## Start

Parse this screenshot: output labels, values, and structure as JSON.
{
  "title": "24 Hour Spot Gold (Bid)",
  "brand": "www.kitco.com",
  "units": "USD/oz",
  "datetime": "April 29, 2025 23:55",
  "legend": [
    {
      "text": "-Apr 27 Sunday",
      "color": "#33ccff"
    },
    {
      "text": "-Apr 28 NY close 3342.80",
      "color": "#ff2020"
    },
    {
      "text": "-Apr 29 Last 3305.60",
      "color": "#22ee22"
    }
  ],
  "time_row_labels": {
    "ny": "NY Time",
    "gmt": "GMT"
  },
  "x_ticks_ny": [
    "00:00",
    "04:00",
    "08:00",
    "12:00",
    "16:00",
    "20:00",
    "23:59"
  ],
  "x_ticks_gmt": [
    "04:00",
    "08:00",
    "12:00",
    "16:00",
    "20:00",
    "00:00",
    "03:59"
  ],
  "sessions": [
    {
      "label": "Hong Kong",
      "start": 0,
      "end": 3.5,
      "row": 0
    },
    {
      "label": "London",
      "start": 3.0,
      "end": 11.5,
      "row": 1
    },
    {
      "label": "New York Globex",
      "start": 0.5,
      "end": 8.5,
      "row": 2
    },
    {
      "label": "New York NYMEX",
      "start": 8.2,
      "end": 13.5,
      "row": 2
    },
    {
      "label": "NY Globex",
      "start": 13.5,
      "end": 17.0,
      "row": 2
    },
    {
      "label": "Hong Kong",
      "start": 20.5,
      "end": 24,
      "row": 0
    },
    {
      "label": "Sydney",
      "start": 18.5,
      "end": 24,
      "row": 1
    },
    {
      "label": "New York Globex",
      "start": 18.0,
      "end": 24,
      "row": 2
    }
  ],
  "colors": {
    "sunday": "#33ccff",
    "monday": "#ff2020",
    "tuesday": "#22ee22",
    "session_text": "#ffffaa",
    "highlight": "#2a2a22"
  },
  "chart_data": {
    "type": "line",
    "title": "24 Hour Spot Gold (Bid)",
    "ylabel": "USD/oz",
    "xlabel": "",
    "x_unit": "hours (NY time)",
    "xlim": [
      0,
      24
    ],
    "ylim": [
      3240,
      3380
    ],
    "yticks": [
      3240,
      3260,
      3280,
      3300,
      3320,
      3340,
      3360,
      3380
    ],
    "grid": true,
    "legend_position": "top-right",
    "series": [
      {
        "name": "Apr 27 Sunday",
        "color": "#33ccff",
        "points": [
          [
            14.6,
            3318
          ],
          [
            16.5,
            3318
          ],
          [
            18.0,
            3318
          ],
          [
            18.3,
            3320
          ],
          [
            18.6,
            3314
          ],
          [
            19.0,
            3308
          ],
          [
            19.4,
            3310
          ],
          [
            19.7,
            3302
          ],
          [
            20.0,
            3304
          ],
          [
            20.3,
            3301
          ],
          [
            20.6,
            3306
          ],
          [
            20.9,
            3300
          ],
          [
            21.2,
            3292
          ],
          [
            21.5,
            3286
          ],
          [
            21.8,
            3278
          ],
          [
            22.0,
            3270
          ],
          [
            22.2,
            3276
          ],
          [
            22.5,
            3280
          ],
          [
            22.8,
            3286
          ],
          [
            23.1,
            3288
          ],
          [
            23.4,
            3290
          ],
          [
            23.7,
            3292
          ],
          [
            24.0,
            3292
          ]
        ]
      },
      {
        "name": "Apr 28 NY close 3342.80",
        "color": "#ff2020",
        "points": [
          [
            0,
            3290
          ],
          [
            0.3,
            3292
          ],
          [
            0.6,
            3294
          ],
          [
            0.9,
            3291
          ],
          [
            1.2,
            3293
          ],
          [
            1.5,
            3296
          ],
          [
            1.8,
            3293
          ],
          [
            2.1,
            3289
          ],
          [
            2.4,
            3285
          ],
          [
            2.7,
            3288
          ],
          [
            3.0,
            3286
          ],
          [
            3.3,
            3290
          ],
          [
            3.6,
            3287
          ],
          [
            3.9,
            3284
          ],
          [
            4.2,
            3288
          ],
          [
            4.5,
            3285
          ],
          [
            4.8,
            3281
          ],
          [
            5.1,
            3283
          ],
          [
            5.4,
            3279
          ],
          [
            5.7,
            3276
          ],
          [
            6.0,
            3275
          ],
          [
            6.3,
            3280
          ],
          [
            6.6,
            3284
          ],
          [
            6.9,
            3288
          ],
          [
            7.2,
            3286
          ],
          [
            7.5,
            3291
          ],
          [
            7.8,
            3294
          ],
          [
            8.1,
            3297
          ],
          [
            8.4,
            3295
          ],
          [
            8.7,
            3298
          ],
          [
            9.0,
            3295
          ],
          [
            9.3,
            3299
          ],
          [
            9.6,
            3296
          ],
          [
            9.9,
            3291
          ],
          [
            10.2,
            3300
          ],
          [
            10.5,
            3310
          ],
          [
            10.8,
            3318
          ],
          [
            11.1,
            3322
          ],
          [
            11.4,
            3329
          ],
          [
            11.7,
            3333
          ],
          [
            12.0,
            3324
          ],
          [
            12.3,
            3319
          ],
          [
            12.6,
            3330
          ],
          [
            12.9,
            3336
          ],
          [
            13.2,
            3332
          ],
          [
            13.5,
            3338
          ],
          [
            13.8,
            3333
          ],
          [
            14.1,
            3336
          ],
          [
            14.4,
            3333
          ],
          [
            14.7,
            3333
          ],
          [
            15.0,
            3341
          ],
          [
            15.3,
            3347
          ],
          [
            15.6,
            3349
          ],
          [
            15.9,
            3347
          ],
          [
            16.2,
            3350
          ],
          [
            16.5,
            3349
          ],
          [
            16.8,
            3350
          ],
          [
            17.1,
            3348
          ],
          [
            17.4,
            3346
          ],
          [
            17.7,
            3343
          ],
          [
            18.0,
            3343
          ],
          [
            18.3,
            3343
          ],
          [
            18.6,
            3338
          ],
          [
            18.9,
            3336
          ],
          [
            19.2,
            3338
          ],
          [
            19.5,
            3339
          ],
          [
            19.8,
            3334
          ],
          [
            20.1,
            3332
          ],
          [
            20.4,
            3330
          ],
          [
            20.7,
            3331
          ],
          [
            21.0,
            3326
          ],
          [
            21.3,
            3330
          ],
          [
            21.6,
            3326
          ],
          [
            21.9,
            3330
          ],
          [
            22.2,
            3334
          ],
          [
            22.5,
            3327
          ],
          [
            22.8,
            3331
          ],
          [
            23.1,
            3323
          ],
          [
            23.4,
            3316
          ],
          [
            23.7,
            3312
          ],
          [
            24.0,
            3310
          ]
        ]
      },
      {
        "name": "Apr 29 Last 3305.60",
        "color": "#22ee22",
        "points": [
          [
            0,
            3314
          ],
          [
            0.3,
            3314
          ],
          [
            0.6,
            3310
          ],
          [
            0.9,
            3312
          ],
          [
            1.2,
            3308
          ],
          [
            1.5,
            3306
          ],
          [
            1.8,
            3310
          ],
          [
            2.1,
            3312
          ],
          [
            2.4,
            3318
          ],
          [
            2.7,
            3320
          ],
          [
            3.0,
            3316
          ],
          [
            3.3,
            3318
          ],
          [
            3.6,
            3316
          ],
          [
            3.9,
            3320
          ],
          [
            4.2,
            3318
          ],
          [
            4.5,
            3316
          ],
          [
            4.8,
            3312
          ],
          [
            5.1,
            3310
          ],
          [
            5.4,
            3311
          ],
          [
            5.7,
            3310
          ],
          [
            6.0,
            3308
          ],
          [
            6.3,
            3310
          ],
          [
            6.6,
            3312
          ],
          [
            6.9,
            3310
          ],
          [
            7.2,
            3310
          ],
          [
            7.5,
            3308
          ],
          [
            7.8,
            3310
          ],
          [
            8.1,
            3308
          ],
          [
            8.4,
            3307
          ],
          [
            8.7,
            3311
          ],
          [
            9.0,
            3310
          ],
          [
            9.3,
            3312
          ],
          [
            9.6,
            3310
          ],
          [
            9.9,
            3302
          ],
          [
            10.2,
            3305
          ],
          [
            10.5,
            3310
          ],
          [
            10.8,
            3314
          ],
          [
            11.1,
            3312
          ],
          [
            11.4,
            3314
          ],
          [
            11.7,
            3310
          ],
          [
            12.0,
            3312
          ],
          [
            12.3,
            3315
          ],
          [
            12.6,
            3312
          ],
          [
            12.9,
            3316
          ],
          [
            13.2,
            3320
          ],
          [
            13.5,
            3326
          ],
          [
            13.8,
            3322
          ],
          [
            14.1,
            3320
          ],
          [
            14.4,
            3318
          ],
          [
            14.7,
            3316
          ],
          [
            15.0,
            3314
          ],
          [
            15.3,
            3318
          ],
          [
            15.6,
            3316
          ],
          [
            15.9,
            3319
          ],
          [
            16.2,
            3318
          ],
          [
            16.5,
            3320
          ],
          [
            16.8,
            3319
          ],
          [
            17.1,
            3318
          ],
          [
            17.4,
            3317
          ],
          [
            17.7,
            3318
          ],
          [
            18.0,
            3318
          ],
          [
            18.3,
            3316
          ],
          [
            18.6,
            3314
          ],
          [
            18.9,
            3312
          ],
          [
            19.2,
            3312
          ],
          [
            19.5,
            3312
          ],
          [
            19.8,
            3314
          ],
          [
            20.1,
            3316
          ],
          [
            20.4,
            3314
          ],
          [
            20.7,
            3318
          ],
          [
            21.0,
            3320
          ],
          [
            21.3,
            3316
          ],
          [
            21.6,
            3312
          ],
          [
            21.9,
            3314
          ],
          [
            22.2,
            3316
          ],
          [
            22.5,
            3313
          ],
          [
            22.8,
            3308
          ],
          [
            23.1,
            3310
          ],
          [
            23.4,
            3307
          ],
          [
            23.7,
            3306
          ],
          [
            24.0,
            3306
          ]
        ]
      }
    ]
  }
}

## End

In the data above, how many lines contain the string "Last"? Answer with the number only.

- **Task solution**: 2